Exercise aim: Every line below must be reproduced exactly. Copy them all.

Listed entries:
====================

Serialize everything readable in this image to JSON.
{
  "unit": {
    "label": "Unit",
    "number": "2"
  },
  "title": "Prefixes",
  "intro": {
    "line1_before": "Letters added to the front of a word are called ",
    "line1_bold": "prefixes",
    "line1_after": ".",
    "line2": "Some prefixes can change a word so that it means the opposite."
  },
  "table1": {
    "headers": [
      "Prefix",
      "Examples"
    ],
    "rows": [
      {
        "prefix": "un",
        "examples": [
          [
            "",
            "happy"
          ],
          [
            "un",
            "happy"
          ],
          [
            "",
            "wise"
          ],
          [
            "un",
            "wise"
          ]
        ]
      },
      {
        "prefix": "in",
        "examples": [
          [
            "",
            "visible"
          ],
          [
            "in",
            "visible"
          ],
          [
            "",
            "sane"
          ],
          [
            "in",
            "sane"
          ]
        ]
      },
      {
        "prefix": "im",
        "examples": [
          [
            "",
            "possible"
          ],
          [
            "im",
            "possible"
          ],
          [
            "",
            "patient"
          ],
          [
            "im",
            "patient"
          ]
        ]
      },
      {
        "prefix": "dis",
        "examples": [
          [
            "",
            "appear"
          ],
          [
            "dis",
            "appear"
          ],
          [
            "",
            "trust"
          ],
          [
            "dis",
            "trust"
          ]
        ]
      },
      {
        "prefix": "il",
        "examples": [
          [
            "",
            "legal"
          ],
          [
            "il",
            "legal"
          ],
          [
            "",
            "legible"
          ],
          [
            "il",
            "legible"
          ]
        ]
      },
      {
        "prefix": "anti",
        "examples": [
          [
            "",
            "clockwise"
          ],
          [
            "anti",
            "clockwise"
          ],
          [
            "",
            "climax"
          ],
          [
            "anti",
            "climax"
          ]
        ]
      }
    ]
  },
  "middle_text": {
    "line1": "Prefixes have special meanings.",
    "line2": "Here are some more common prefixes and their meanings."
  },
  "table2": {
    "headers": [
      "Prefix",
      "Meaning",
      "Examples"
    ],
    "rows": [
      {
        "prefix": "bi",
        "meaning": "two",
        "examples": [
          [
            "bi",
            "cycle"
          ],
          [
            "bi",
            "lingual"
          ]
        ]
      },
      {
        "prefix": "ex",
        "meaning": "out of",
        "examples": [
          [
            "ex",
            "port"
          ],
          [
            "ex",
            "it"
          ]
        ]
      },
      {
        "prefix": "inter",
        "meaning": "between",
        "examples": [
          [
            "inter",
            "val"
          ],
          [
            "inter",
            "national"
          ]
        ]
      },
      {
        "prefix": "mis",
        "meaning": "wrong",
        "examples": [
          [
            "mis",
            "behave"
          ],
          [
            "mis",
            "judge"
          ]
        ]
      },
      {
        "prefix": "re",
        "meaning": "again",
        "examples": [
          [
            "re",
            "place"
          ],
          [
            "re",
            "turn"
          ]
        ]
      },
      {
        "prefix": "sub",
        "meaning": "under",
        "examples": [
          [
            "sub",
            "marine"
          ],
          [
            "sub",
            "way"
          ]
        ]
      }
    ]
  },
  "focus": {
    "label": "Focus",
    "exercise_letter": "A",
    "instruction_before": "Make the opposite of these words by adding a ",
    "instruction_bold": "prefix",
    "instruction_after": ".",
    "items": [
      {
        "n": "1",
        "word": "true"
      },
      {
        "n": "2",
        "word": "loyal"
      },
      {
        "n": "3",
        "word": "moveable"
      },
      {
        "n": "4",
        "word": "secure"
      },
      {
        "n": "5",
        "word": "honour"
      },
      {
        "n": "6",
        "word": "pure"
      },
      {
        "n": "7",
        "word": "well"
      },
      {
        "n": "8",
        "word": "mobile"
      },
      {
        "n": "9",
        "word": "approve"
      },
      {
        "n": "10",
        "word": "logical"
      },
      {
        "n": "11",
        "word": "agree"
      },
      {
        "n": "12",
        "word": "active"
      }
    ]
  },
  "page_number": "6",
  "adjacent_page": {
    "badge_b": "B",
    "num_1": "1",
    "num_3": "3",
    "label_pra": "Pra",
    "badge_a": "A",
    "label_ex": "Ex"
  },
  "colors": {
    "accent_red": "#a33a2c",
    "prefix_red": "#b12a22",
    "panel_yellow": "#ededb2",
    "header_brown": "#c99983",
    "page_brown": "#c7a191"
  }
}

====================

Exercise response:
Serialize everything readable in this image to JSON.
{
  "unit": {
    "label": "Unit",
    "number": "2"
  },
  "title": "Prefixes",
  "intro": {
    "line1_before": "Letters added to the front of a word are called ",
    "line1_bold": "prefixes",
    "line1_after": ".",
    "line2": "Some prefixes can change a word so that it means the opposite."
  },
  "table1": {
    "headers": [
      "Prefix",
      "Examples"
    ],
    "rows": [
      {
        "prefix": "un",
        "examples": [
          [
            "",
            "happy"
          ],
          [
            "un",
            "happy"
          ],
          [
            "",
            "wise"
          ],
          [
            "un",
            "wise"
          ]
        ]
      },
      {
        "prefix": "in",
        "examples": [
          [
            "",
            "visible"
          ],
          [
            "in",
            "visible"
          ],
          [
            "",
            "sane"
          ],
          [
            "in",
            "sane"
          ]
        ]
      },
      {
        "prefix": "im",
        "examples": [
          [
            "",
            "possible"
          ],
          [
            "im",
            "possible"
          ],
          [
            "",
            "patient"
          ],
          [
            "im",
            "patient"
          ]
        ]
      },
      {
        "prefix": "dis",
        "examples": [
          [
            "",
            "appear"
          ],
          [
            "dis",
            "appear"
          ],
          [
            "",
            "trust"
          ],
          [
            "dis",
            "trust"
          ]
        ]
      },
      {
        "prefix": "il",
        "examples": [
          [
            "",
            "legal"
          ],
          [
            "il",
            "legal"
          ],
          [
            "",
            "legible"
          ],
          [
            "il",
            "legible"
          ]
        ]
      },
      {
        "prefix": "anti",
        "examples": [
          [
            "",
            "clockwise"
          ],
          [
            "anti",
            "clockwise"
          ],
          [
            "",
            "climax"
          ],
          [
            "anti",
            "climax"
          ]
        ]
      }
    ]
  },
  "middle_text": {
    "line1": "Prefixes have special meanings.",
    "line2": "Here are some more common prefixes and their meanings."
  },
  "table2": {
    "headers": [
      "Prefix",
      "Meaning",
      "Examples"
    ],
    "rows": [
      {
        "prefix": "bi",
        "meaning": "two",
        "examples": [
          [
            "bi",
            "cycle"
          ],
          [
            "bi",
            "lingual"
          ]
        ]
      },
      {
        "prefix": "ex",
        "meaning": "out of",
        "examples": [
          [
            "ex",
            "port"
          ],
          [
            "ex",
            "it"
          ]
        ]
      },
      {
        "prefix": "inter",
        "meaning": "between",
        "examples": [
          [
            "inter",
            "val"
          ],
          [
            "inter",
            "national"
          ]
        ]
      },
      {
        "prefix": "mis",
        "meaning": "wrong",
        "examples": [
          [
            "mis",
            "behave"
          ],
          [
            "mis",
            "judge"
          ]
        ]
      },
      {
        "prefix": "re",
        "meaning": "again",
        "examples": [
          [
            "re",
            "place"
          ],
          [
            "re",
            "turn"
          ]
        ]
      },
      {
        "prefix": "sub",
        "meaning": "under",
        "examples": [
          [
            "sub",
            "marine"
          ],
          [
            "sub",
            "way"
          ]
        ]
      }
    ]
  },
  "focus": {
    "label": "Focus",
    "exercise_letter": "A",
    "instruction_before": "Make the opposite of these words by adding a ",
    "instruction_bold": "prefix",
    "instruction_after": ".",
    "items": [
      {
        "n": "1",
        "word": "true"
      },
      {
        "n": "2",
        "word": "loyal"
      },
      {
        "n": "3",
        "word": "moveable"
      },
      {
        "n": "4",
        "word": "secure"
      },
      {
        "n": "5",
        "word": "honour"
      },
      {
        "n": "6",
        "word": "pure"
      },
      {
        "n": "7",
        "word": "well"
      },
      {
        "n": "8",
        "word": "mobile"
      },
      {
        "n": "9",
        "word": "approve"
      },
      {
        "n": "10",
        "word": "logical"
      },
      {
        "n": "11",
        "word": "agree"
      },
      {
        "n": "12",
        "word": "active"
      }
    ]
  },
  "page_number": "6",
  "adjacent_page": {
    "badge_b": "B",
    "num_1": "1",
    "num_3": "3",
    "label_pra": "Pra",
    "badge_a": "A",
    "label_ex": "Ex"
  },
  "colors": {
    "accent_red": "#a33a2c",
    "prefix_red": "#b12a22",
    "panel_yellow": "#ededb2",
    "header_brown": "#c99983",
    "page_brown": "#c7a191"
  }
}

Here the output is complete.